Supplied data:
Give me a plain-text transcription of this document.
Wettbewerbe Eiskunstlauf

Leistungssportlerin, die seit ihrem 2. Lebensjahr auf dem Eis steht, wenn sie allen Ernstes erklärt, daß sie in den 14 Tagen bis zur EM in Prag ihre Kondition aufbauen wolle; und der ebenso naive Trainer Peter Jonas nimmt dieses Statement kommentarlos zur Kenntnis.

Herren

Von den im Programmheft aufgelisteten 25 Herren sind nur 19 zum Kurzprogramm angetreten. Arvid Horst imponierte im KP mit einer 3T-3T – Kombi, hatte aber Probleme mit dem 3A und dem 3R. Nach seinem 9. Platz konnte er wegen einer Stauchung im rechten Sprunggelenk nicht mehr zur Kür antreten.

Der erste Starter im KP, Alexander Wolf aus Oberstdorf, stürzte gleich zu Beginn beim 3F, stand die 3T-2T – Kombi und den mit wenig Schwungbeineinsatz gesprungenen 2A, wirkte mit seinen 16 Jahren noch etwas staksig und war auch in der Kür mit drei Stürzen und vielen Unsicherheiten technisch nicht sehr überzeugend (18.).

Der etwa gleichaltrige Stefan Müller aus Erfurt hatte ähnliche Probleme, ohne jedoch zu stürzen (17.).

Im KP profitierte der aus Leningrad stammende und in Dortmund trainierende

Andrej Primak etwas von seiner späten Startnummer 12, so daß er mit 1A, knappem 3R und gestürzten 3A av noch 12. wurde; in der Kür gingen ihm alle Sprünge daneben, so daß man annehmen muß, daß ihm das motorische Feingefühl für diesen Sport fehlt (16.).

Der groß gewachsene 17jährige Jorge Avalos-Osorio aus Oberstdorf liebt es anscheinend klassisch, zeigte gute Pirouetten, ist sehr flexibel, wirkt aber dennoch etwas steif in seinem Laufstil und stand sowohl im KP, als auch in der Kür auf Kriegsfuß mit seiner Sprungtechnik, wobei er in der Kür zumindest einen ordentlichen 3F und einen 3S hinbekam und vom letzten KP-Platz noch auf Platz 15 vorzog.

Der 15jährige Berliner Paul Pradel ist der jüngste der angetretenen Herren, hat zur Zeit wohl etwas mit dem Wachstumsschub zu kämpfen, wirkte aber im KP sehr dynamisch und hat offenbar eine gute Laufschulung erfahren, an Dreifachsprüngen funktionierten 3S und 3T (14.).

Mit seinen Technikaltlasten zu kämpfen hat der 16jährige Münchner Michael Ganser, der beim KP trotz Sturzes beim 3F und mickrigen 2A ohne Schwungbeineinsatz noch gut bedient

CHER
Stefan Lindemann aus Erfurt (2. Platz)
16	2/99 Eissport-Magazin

Exercise prompt:
Transcribe every record above exactly as it appears.

Response:
Give me a plain-text transcription of this document.
Wettbewerbe Eiskunstlauf

Leistungssportlerin, die seit ihrem 2. Lebensjahr auf dem Eis steht, wenn sie allen Ernstes erklärt, daß sie in den 14 Tagen bis zur EM in Prag ihre Kondition aufbauen wolle; und der ebenso naive Trainer Peter Jonas nimmt dieses Statement kommentarlos zur Kenntnis.

Herren

Von den im Programmheft aufgelisteten 25 Herren sind nur 19 zum Kurzprogramm angetreten. Arvid Horst imponierte im KP mit einer 3T-3T – Kombi, hatte aber Probleme mit dem 3A und dem 3R. Nach seinem 9. Platz konnte er wegen einer Stauchung im rechten Sprunggelenk nicht mehr zur Kür antreten.

Der erste Starter im KP, Alexander Wolf aus Oberstdorf, stürzte gleich zu Beginn beim 3F, stand die 3T-2T – Kombi und den mit wenig Schwungbeineinsatz gesprungenen 2A, wirkte mit seinen 16 Jahren noch etwas staksig und war auch in der Kür mit drei Stürzen und vielen Unsicherheiten technisch nicht sehr überzeugend (18.).

Der etwa gleichaltrige Stefan Müller aus Erfurt hatte ähnliche Probleme, ohne jedoch zu stürzen (17.).

Im KP profitierte der aus Leningrad stammende und in Dortmund trainierende

Andrej Primak etwas von seiner späten Startnummer 12, so daß er mit 1A, knappem 3R und gestürzten 3A av noch 12. wurde; in der Kür gingen ihm alle Sprünge daneben, so daß man annehmen muß, daß ihm das motorische Feingefühl für diesen Sport fehlt (16.).

Der groß gewachsene 17jährige Jorge Avalos-Osorio aus Oberstdorf liebt es anscheinend klassisch, zeigte gute Pirouetten, ist sehr flexibel, wirkt aber dennoch etwas steif in seinem Laufstil und stand sowohl im KP, als auch in der Kür auf Kriegsfuß mit seiner Sprungtechnik, wobei er in der Kür zumindest einen ordentlichen 3F und einen 3S hinbekam und vom letzten KP-Platz noch auf Platz 15 vorzog.

Der 15jährige Berliner Paul Pradel ist der jüngste der angetretenen Herren, hat zur Zeit wohl etwas mit dem Wachstumsschub zu kämpfen, wirkte aber im KP sehr dynamisch und hat offenbar eine gute Laufschulung erfahren, an Dreifachsprüngen funktionierten 3S und 3T (14.).

Mit seinen Technikaltlasten zu kämpfen hat der 16jährige Münchner Michael Ganser, der beim KP trotz Sturzes beim 3F und mickrigen 2A ohne Schwungbeineinsatz noch gut bedient

CHER
Stefan Lindemann aus Erfurt (2. Platz)
16	2/99 Eissport-Magazin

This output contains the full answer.